**Written instruction**
Wherever the word "icon" turns up in a line of the entries, copy that line.

**Input records**
•••••

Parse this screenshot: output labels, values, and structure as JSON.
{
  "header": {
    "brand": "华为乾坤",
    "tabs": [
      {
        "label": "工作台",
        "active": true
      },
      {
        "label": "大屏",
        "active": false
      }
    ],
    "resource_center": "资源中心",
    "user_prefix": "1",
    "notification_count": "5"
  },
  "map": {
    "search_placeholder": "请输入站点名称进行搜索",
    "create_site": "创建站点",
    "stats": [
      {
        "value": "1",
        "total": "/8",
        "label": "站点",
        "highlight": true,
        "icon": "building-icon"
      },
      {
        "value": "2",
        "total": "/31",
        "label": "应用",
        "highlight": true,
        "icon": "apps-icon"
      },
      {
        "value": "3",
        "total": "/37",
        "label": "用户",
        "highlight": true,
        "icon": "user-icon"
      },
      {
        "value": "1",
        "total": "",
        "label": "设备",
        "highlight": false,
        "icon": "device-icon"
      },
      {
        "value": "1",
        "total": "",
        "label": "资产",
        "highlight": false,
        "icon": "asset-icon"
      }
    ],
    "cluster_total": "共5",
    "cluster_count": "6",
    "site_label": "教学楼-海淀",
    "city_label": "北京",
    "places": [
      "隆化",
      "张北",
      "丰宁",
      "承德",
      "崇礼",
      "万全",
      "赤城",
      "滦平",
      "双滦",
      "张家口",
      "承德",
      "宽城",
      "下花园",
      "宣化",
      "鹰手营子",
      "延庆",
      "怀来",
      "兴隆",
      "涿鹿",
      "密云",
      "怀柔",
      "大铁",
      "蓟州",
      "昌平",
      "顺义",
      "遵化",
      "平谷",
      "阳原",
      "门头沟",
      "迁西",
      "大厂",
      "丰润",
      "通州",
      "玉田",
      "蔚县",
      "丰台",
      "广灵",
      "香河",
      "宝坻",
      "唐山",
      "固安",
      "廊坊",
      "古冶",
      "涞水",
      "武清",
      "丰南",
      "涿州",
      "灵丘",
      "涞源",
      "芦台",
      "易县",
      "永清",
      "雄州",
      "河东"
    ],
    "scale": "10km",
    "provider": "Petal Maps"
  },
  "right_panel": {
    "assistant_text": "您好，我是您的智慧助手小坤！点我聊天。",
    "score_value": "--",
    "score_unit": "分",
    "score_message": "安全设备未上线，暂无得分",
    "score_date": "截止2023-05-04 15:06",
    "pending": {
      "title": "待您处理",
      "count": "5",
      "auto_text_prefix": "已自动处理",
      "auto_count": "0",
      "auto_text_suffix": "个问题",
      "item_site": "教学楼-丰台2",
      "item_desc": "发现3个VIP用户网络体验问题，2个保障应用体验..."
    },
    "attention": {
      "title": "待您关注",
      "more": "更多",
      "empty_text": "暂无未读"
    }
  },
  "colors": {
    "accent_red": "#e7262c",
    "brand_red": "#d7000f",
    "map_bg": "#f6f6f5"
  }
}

•••••

**Full output**
        "icon": "building-icon"
        "icon": "apps-icon"
        "icon": "user-icon"
        "icon": "device-icon"
        "icon": "asset-icon"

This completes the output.